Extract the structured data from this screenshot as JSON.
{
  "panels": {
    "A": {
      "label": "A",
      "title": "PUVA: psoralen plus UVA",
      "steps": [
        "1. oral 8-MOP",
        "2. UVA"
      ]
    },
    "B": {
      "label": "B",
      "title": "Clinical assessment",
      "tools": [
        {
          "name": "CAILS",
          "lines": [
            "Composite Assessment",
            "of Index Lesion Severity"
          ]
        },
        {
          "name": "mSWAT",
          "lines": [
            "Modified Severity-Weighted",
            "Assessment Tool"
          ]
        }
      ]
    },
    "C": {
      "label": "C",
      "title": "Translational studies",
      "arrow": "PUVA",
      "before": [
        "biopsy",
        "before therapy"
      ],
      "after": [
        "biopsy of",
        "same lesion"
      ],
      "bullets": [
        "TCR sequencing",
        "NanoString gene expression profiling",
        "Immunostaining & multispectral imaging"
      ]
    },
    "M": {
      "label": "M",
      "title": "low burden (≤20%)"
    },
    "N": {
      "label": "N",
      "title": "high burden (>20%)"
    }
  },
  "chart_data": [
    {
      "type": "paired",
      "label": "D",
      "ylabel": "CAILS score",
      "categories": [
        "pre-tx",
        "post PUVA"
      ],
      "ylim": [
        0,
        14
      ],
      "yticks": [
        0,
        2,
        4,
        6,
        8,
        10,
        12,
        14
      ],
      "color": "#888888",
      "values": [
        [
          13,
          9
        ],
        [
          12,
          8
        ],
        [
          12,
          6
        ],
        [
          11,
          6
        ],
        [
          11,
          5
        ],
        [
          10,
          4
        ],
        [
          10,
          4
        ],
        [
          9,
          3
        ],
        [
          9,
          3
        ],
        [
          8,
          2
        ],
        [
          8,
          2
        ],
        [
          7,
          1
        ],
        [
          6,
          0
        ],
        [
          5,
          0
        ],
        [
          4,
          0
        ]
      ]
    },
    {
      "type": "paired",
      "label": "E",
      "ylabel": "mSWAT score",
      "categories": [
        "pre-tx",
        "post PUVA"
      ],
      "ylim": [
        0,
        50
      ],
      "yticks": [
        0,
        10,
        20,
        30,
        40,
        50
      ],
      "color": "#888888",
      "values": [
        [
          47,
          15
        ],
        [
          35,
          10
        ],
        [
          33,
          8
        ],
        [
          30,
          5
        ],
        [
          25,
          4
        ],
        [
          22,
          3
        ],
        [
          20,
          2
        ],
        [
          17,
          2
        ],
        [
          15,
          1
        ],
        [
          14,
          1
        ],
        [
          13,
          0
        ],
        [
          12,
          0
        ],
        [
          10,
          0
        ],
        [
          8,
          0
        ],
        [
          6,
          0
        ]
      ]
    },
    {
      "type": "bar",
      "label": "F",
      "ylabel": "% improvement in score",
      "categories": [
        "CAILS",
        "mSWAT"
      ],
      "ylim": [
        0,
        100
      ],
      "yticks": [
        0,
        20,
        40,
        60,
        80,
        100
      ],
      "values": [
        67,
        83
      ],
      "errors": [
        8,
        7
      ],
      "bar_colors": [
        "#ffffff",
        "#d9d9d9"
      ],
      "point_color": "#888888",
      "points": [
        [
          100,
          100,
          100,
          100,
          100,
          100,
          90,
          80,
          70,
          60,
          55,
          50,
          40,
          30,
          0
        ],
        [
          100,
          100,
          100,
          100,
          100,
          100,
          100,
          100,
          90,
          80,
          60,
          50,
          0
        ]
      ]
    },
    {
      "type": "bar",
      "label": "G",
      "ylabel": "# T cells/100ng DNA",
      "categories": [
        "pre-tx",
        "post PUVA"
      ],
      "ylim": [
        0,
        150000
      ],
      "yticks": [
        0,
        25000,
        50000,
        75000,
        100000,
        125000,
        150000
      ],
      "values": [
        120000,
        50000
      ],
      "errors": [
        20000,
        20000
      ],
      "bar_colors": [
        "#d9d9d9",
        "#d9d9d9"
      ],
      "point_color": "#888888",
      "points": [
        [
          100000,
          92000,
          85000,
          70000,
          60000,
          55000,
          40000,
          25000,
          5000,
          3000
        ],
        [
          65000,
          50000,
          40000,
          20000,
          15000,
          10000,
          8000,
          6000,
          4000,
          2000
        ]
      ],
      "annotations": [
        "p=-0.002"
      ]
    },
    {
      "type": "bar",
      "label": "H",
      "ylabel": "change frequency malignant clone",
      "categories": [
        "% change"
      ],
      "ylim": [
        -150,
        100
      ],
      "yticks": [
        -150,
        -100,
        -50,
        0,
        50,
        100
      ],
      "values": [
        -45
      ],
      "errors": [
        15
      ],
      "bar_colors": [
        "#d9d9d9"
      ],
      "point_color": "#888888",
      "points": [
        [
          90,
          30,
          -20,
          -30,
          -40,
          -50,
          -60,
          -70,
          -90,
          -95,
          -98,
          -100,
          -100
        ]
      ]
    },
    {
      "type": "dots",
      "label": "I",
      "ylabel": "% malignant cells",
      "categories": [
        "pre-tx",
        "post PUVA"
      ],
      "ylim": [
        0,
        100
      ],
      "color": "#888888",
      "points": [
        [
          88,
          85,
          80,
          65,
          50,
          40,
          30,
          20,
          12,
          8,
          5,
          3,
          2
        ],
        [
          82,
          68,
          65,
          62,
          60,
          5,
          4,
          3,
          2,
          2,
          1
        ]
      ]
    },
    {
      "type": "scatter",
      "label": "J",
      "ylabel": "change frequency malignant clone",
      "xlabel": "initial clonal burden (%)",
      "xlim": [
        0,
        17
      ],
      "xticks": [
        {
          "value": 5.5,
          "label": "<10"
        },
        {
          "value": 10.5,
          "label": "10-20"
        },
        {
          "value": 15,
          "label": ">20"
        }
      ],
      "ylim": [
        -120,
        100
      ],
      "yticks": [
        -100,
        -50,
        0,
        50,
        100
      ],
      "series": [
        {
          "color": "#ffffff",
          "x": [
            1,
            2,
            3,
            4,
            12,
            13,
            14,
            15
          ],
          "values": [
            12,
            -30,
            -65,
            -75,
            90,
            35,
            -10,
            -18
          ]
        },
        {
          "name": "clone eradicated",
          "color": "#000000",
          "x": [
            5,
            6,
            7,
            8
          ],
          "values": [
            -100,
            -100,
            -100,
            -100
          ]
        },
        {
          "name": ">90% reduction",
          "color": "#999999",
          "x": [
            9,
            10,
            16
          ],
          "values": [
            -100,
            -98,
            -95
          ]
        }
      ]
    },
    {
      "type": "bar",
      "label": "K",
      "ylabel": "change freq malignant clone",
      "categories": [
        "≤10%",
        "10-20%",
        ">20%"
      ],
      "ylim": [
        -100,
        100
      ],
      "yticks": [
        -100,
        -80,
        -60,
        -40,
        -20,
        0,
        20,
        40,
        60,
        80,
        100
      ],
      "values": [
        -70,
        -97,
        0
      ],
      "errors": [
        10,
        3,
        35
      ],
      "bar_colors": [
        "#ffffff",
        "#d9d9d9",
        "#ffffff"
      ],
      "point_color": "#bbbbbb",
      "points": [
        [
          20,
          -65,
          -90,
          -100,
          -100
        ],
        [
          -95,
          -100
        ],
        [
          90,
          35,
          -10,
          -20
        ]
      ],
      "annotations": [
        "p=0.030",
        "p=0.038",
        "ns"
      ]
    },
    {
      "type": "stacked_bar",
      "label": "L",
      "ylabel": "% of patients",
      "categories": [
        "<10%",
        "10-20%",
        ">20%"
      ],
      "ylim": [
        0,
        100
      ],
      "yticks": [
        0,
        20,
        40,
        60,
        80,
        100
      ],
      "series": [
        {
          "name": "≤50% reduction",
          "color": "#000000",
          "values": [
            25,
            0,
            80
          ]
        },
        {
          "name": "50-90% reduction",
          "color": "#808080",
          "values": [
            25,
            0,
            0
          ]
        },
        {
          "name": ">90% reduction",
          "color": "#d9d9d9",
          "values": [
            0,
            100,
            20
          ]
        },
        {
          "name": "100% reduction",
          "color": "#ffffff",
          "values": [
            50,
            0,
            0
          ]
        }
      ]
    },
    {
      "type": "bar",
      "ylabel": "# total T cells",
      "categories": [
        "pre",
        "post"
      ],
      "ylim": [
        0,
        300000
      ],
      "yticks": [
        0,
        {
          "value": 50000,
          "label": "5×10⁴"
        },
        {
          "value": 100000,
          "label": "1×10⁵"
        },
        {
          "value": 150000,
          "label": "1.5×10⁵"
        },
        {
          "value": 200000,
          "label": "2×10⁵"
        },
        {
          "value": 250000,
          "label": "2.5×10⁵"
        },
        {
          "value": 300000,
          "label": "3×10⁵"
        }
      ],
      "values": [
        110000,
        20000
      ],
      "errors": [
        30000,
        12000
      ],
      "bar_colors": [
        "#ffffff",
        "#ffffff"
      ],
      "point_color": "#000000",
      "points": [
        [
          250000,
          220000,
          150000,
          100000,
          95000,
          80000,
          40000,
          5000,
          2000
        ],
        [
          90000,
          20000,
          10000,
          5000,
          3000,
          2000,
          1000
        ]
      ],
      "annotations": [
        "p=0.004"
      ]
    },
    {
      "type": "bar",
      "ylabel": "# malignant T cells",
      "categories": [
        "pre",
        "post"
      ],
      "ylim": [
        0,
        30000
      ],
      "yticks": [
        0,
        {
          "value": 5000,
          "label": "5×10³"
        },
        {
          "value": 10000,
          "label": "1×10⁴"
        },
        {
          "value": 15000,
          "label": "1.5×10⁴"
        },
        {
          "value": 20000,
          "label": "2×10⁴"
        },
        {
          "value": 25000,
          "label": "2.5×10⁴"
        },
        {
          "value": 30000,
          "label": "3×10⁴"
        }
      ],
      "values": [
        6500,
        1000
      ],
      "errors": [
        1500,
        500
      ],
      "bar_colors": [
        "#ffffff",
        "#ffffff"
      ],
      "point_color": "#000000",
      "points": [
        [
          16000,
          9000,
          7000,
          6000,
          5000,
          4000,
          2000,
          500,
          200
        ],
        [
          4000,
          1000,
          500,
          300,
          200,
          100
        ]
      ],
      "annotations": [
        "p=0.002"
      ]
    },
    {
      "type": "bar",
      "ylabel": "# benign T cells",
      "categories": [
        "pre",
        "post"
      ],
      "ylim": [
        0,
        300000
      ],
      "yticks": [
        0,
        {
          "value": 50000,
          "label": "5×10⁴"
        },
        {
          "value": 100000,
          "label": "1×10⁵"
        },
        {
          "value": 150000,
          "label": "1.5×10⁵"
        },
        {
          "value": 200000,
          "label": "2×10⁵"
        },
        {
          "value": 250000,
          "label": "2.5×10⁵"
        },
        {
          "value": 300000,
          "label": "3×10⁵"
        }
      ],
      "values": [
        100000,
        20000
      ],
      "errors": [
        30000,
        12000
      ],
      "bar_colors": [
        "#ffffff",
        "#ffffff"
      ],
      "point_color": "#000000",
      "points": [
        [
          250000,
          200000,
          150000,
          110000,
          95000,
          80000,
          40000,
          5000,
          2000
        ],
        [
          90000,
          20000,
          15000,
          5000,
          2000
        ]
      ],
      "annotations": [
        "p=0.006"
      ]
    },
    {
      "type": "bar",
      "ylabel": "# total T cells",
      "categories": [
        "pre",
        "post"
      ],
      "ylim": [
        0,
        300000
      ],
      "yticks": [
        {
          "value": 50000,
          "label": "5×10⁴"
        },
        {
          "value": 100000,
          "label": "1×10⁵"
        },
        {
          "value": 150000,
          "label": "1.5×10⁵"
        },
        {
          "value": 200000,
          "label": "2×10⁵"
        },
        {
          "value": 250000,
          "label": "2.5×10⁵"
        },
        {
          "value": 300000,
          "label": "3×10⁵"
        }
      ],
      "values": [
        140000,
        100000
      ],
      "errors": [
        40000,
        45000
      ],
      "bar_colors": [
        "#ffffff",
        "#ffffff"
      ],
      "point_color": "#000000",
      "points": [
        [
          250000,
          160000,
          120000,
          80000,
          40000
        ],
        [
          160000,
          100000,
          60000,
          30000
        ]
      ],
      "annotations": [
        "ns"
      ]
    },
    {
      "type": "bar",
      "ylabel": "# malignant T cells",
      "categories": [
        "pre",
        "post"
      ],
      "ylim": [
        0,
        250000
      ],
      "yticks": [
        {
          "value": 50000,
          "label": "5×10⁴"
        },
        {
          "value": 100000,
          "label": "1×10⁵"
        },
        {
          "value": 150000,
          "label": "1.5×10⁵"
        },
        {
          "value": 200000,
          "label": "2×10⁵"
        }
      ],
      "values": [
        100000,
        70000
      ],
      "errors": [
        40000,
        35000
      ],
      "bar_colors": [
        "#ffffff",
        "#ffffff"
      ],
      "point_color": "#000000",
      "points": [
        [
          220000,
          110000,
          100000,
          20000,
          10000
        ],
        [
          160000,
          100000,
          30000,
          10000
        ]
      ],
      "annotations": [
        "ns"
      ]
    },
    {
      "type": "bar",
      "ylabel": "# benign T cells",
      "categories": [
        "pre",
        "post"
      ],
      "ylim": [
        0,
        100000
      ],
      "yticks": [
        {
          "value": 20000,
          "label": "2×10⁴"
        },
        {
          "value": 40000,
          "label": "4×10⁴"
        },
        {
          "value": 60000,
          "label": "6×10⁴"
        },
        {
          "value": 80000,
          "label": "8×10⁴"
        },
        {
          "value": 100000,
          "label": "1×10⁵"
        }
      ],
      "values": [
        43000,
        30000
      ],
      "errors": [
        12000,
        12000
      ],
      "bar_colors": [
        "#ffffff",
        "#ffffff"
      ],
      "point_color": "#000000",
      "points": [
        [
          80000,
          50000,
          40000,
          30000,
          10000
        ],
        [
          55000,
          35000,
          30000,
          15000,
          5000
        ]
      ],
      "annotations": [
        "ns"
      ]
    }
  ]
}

Work item:
What belongs in the answer is each line of the data that has the word "name".

Answer for the task:
          "name": "CAILS",
          "name": "mSWAT",
          "name": "clone eradicated",
          "name": ">90% reduction",
          "name": "≤50% reduction",
          "name": "50-90% reduction",
          "name": ">90% reduction",
          "name": "100% reduction",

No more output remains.